Work required: In the SLGS securities regulations excerpt below, translate into Spanish this sentence: "Treasury cannot call a security for redemption before maturity."

:: Text excerpt ::

You shall be charged a late payment assessment. The late payment 
assessment equals the amount of interest that would have accrued on the 
SLGS securities from the proposed issue date to the date of settlement 
plus an administrative fee of $100 per subscription. Late payment 
assessments are due on demand.

[[Page 260]]

    (i) What happens at redemption? Treasury cannot call a security for 
redemption before maturity. Upon the maturity of a security, we will pay 
the owner the principal amount and interest due. A security scheduled 
for maturity on a non-business day will be redeemed on the next business 
day.
    (j) How will I receive payment? We will make payment by the 
Automated Clearing House (ACH) method for the owner's account at a 
financial institution as designated by the owner. We may use substitute 
payment procedures, instead of ACH, if we consider it to be necessary. 
Any such action is final.
    (k) If I am not an Internet customer, how do I submit transactions 
to DSI? Non-Internet customers may submit transactions by fax at (304) 
480-6818, or by carrier service, U.S. Postal Service (certified or 
registered mail), or other means, to the Bureau of the Public Debt, 
Division of Special Investments, 200 3rd St., P.O. Box 396, Parkersburg, 
WV 26106-0396. Unless requested, DSI will not send a confirmation of 
receipt to non-Internet customers.
    (l) Will the offering be changed during a debt limit contingency? We 
reserve the right to change or suspend the terms and conditions of the 
offering, including provisions relating to subscriptions for, and 
issuance of, SLGS securities, interest payments, early redemptions, 
rollovers, and notices, at any time the Secretary determines that the 
issuance of obligations sufficient to conduct the orderly financing 
operations of the United States cannot be made without exceeding the 
statutory debt limit. We will announce such changes by any means the 
Secretary deems appropriate.
    (m) What transaction requests are unacceptable? A decision to reject 
an unacceptable transaction request is in our sole discretion and is 
final. Although we may waive the right to reject transactions under 
Sec. 344.2(n), Treasury reserves the right:
    (1) To reject any SLGSafe\SM\ Application for Internet Access;
    (2) To reject any electronic or paper transaction request (including 
requests for subscription and redemption, and changes to subscriptions) 
that is unsigned, inappropriately completed, or untimely submitted;
    (3) To refuse to issue any SLGS securities in any case or class of 
cases; and
    (4) To revoke the issuance of any SLGS securities and to declare the 
subscriber ineligible thereafter to subscribe for securities under the 
offering if the Secretary deems that such action is in the public 
interest and any security is issued on the basis of an improper 
certification or other misrepresentation (other than as the result of an 
inadvertent error) or there is an impermissible transaction under 
Sec. 344.2(f).
    (n) Are there any situations in which Treasury may waive these 
regulations? We reserve the right, at our discretion, to waive or modify 
any provision of these regulations in any case or class of cases. We may 
do so if such action is not inconsistent with law and will not subject 
the United States to substantial expense or liability.

:::
:: Records shown ::

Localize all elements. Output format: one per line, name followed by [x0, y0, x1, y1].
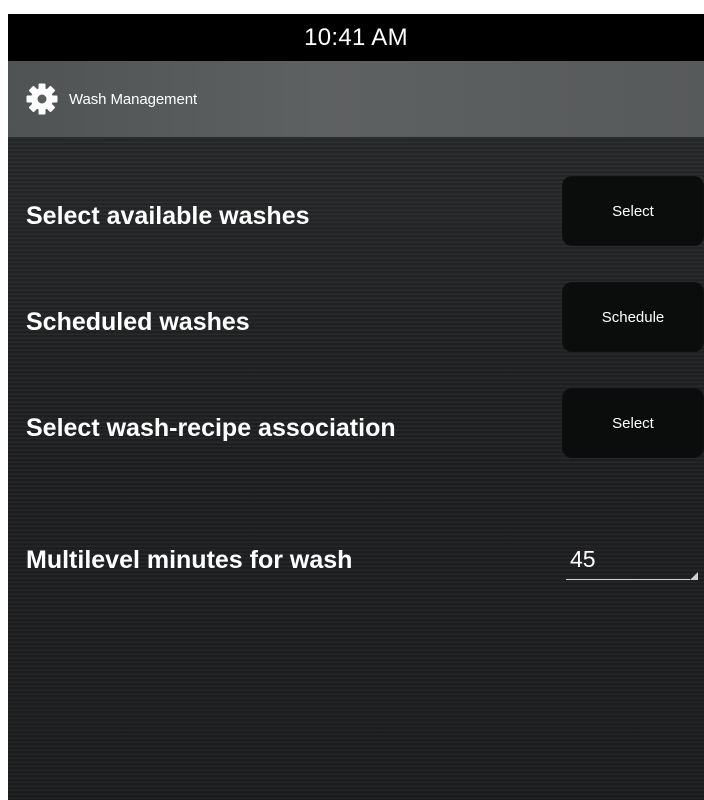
- wash-recipe-association-label: Select wash-recipe association: [26, 414, 396, 442]
- page-title: Wash Management: [69, 90, 198, 108]
- scheduled-washes-label: Scheduled washes: [26, 308, 250, 336]
- multilevel-minutes-value[interactable]: 45: [570, 546, 596, 573]
- select-wash-recipe-association-button[interactable]: Select: [562, 388, 704, 458]
- app-screen: 10:41 AM Wash Management Select availabl…: [8, 14, 704, 800]
- select-available-washes-button[interactable]: Select: [562, 176, 704, 246]
- multilevel-minutes-label: Multilevel minutes for wash: [26, 546, 353, 574]
- select-available-washes-label: Select available washes: [26, 202, 310, 230]
- gear-icon: [25, 82, 59, 116]
- schedule-button[interactable]: Schedule: [562, 282, 704, 352]
- input-underline: [566, 579, 690, 580]
- status-time: 10:41 AM: [304, 24, 408, 51]
- input-corner-indicator: [690, 572, 698, 580]
- status-bar: 10:41 AM: [8, 14, 704, 61]
- multilevel-minutes-input[interactable]: 45: [566, 542, 700, 582]
- title-bar: Wash Management: [8, 61, 704, 137]
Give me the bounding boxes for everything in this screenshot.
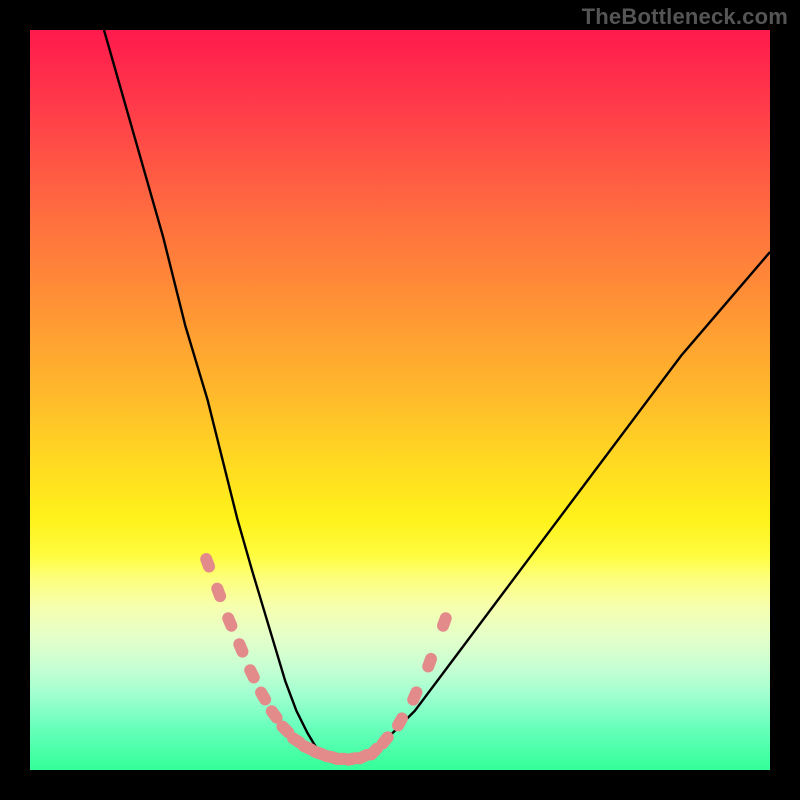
marker-dot [220,610,239,633]
marker-dot [198,551,216,574]
marker-dot [421,651,439,674]
marker-dot [390,710,410,733]
marker-dot [242,662,262,685]
highlighted-markers [198,551,453,766]
marker-dot [253,684,274,707]
marker-dot [405,684,424,707]
plot-area [30,30,770,770]
marker-dot [210,581,228,604]
marker-dot [435,611,453,634]
watermark-text: TheBottleneck.com [582,4,788,30]
chart-frame: TheBottleneck.com [0,0,800,800]
chart-svg [30,30,770,770]
bottleneck-curve [104,30,770,763]
marker-dot [231,636,250,659]
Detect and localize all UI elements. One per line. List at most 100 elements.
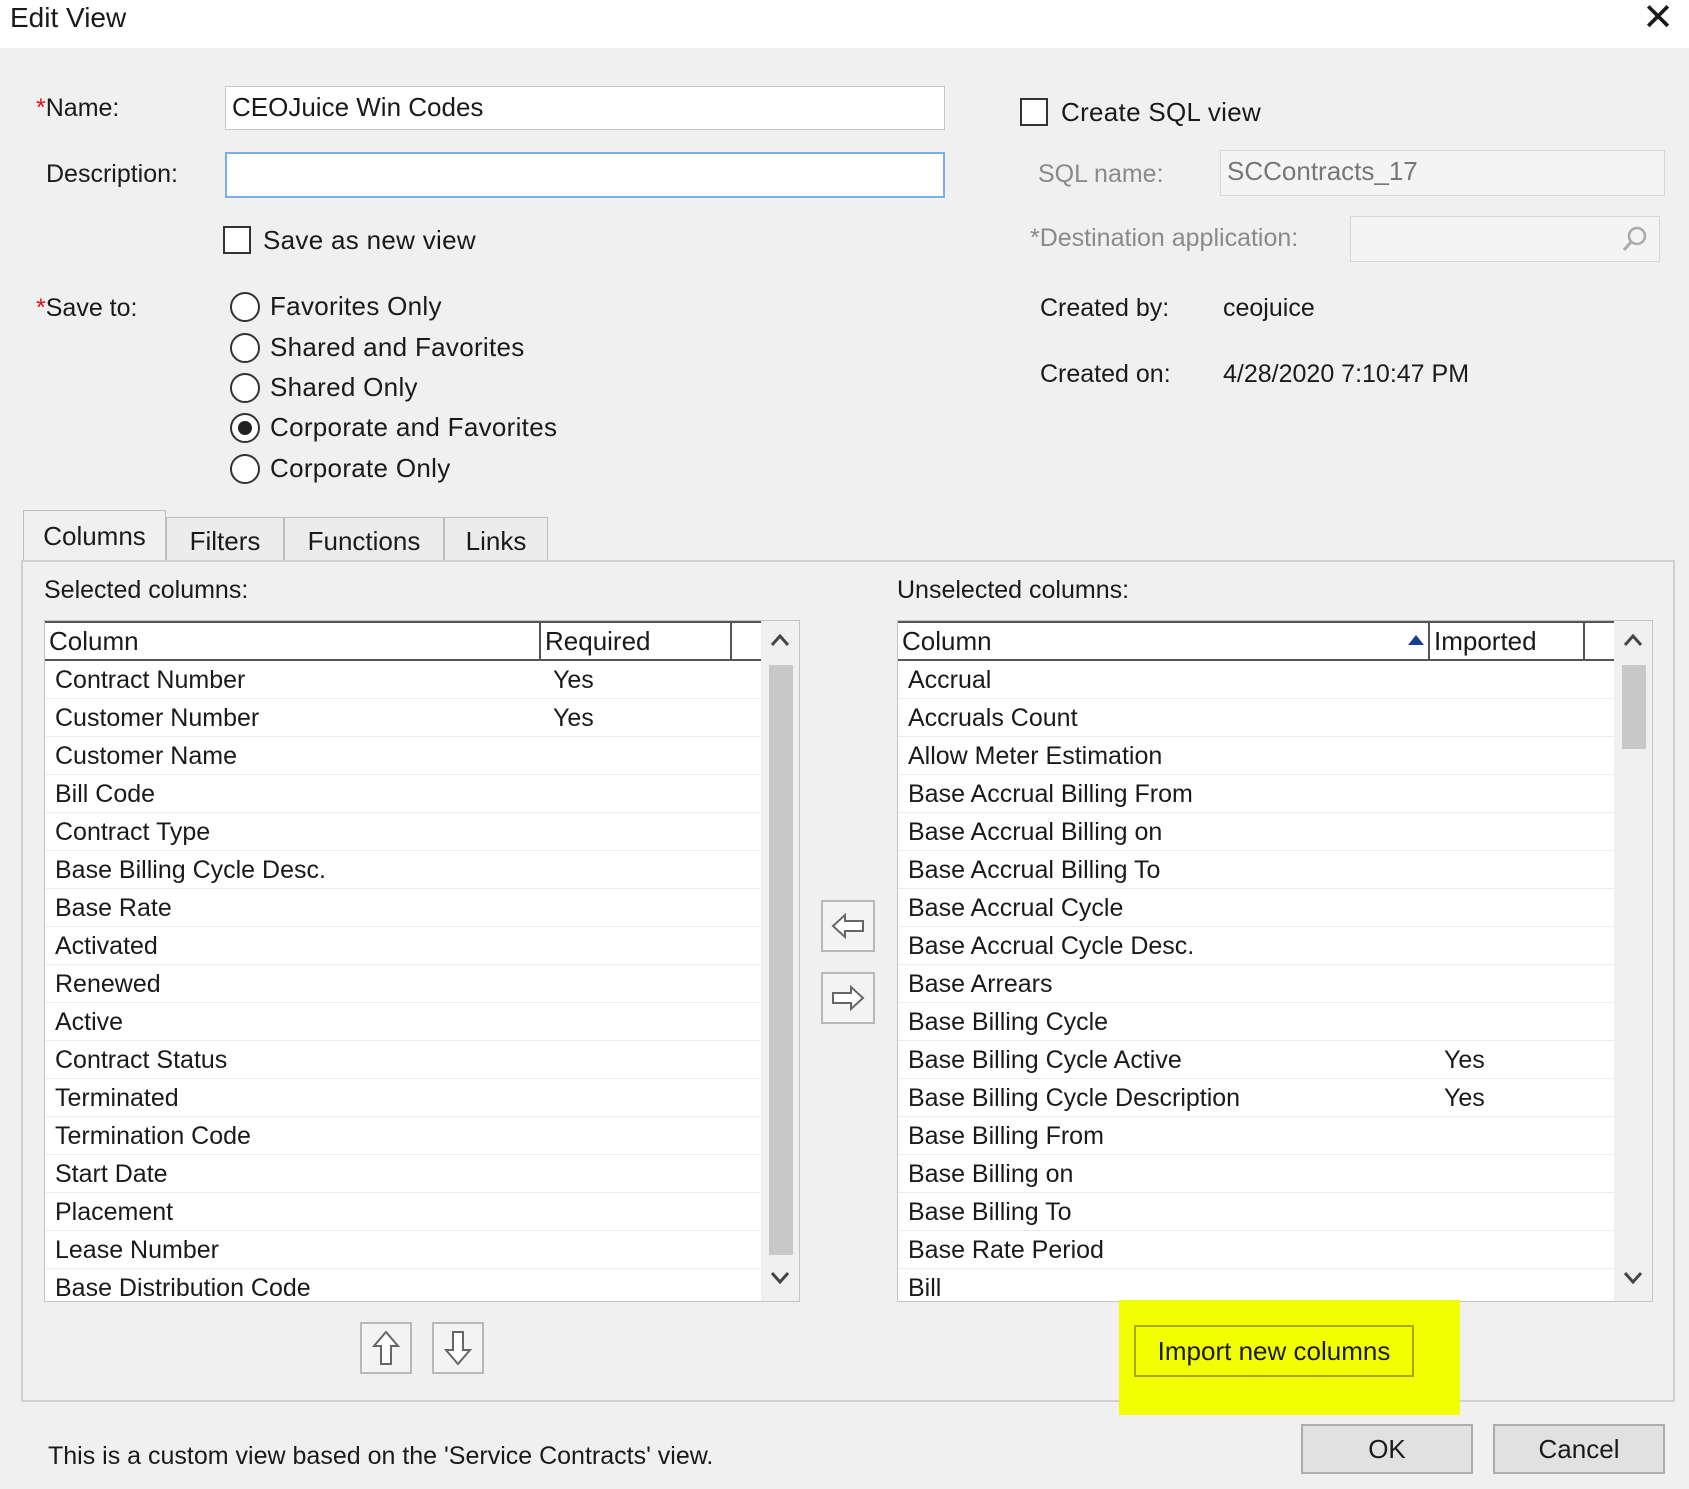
title-bar: Edit View ✕ (0, 0, 1689, 48)
table-row[interactable]: Start Date (45, 1155, 761, 1193)
create-sql-view-checkbox[interactable] (1020, 98, 1048, 126)
chevron-down-icon[interactable] (1614, 1265, 1652, 1295)
destination-application-field[interactable] (1350, 216, 1660, 262)
column-name-cell: Contract Status (55, 1046, 228, 1074)
move-down-button[interactable] (432, 1322, 484, 1374)
tab-links[interactable]: Links (444, 517, 548, 563)
table-row[interactable]: Base Billing To (898, 1193, 1614, 1231)
cancel-button[interactable]: Cancel (1493, 1424, 1665, 1474)
table-row[interactable]: Lease Number (45, 1231, 761, 1269)
description-label: Description: (46, 160, 178, 188)
table-row[interactable]: Base Accrual Billing From (898, 775, 1614, 813)
chevron-up-icon[interactable] (1614, 627, 1652, 657)
column-name-cell: Base Accrual Billing To (908, 856, 1161, 884)
imported-header[interactable]: Imported (1430, 623, 1585, 659)
column-name-cell: Customer Name (55, 742, 237, 770)
sql-name-field[interactable]: SCContracts_17 (1220, 150, 1665, 196)
remove-column-button[interactable] (821, 900, 875, 952)
column-name-cell: Base Accrual Billing on (908, 818, 1163, 846)
column-name-cell: Base Accrual Cycle (908, 894, 1124, 922)
grid-header: Column Imported (898, 621, 1614, 661)
table-row[interactable]: Customer Name (45, 737, 761, 775)
column-name-cell: Bill Code (55, 780, 156, 808)
table-row[interactable]: Contract Status (45, 1041, 761, 1079)
table-row[interactable]: Base Accrual Billing To (898, 851, 1614, 889)
table-row[interactable]: Allow Meter Estimation (898, 737, 1614, 775)
required-header[interactable]: Required (541, 623, 732, 659)
created-on-value: 4/28/2020 7:10:47 PM (1223, 360, 1470, 388)
radio-label: Shared and Favorites (270, 332, 525, 362)
scroll-thumb[interactable] (769, 665, 793, 1255)
table-row[interactable]: Accruals Count (898, 699, 1614, 737)
scroll-thumb[interactable] (1622, 665, 1646, 749)
column-name-cell: Activated (55, 932, 158, 960)
table-row[interactable]: Base Billing Cycle Description Yes (898, 1079, 1614, 1117)
column-header[interactable]: Column (45, 623, 541, 659)
column-name-cell: Renewed (55, 970, 161, 998)
table-row[interactable]: Base Arrears (898, 965, 1614, 1003)
table-row[interactable]: Active (45, 1003, 761, 1041)
column-name-cell: Base Billing From (908, 1122, 1104, 1150)
table-row[interactable]: Bill (898, 1269, 1614, 1301)
table-row[interactable]: Base Rate Period (898, 1231, 1614, 1269)
column-header[interactable]: Column (898, 623, 1430, 659)
column-name-cell: Base Distribution Code (55, 1274, 311, 1302)
add-column-button[interactable] (821, 972, 875, 1024)
table-row[interactable]: Activated (45, 927, 761, 965)
chevron-down-icon[interactable] (761, 1265, 799, 1295)
radio-shared-only[interactable] (230, 373, 260, 403)
radio-shared-and-favorites[interactable] (230, 333, 260, 363)
value-cell: Yes (1444, 1084, 1485, 1112)
sort-ascending-icon (1408, 635, 1424, 645)
radio-corporate-only[interactable] (230, 454, 260, 484)
tab-columns[interactable]: Columns (23, 510, 166, 562)
table-row[interactable]: Base Accrual Billing on (898, 813, 1614, 851)
table-row[interactable]: Terminated (45, 1079, 761, 1117)
table-row[interactable]: Placement (45, 1193, 761, 1231)
search-icon[interactable] (1621, 225, 1649, 253)
table-row[interactable]: Base Accrual Cycle Desc. (898, 927, 1614, 965)
table-row[interactable]: Base Distribution Code (45, 1269, 761, 1302)
footer-text: This is a custom view based on the 'Serv… (48, 1442, 714, 1470)
value-cell: Yes (553, 704, 594, 732)
import-new-columns-button[interactable]: Import new columns (1134, 1325, 1414, 1377)
column-name-cell: Base Billing Cycle Active (908, 1046, 1182, 1074)
table-row[interactable]: Base Billing Cycle Active Yes (898, 1041, 1614, 1079)
ok-button[interactable]: OK (1301, 1424, 1473, 1474)
name-field[interactable]: CEOJuice Win Codes (225, 86, 945, 130)
move-up-button[interactable] (360, 1322, 412, 1374)
table-row[interactable]: Termination Code (45, 1117, 761, 1155)
column-name-cell: Termination Code (55, 1122, 251, 1150)
table-row[interactable]: Renewed (45, 965, 761, 1003)
tab-filters[interactable]: Filters (166, 517, 284, 563)
table-row[interactable]: Base Billing Cycle Desc. (45, 851, 761, 889)
table-row[interactable]: Accrual (898, 661, 1614, 699)
table-row[interactable]: Contract Type (45, 813, 761, 851)
table-row[interactable]: Base Billing on (898, 1155, 1614, 1193)
table-row[interactable]: Base Billing Cycle (898, 1003, 1614, 1041)
selected-scrollbar[interactable] (761, 621, 799, 1301)
description-field[interactable] (225, 152, 945, 198)
column-name-cell: Lease Number (55, 1236, 219, 1264)
save-as-new-checkbox[interactable] (223, 226, 251, 254)
table-row[interactable]: Base Billing From (898, 1117, 1614, 1155)
table-row[interactable]: Bill Code (45, 775, 761, 813)
radio-favorites-only[interactable] (230, 292, 260, 322)
radio-corporate-and-favorites[interactable] (230, 413, 260, 443)
destination-application-label: *Destination application: (1030, 224, 1299, 252)
table-row[interactable]: Customer Number Yes (45, 699, 761, 737)
grid-header: Column Required (45, 621, 761, 661)
column-name-cell: Base Rate Period (908, 1236, 1104, 1264)
table-row[interactable]: Contract Number Yes (45, 661, 761, 699)
tab-functions[interactable]: Functions (284, 517, 444, 563)
table-row[interactable]: Base Rate (45, 889, 761, 927)
create-sql-view-label: Create SQL view (1061, 97, 1262, 127)
column-name-cell: Base Billing on (908, 1160, 1074, 1188)
name-label: *Name: (36, 94, 120, 122)
unselected-scrollbar[interactable] (1614, 621, 1652, 1301)
radio-label: Corporate Only (270, 453, 451, 483)
column-name-cell: Base Accrual Cycle Desc. (908, 932, 1195, 960)
chevron-up-icon[interactable] (761, 627, 799, 657)
close-icon[interactable]: ✕ (1638, 0, 1678, 38)
table-row[interactable]: Base Accrual Cycle (898, 889, 1614, 927)
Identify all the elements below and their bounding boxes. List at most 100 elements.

:::

Exercise response: El Tesoro no puede exigir la redención de un valor antes de su vencimiento.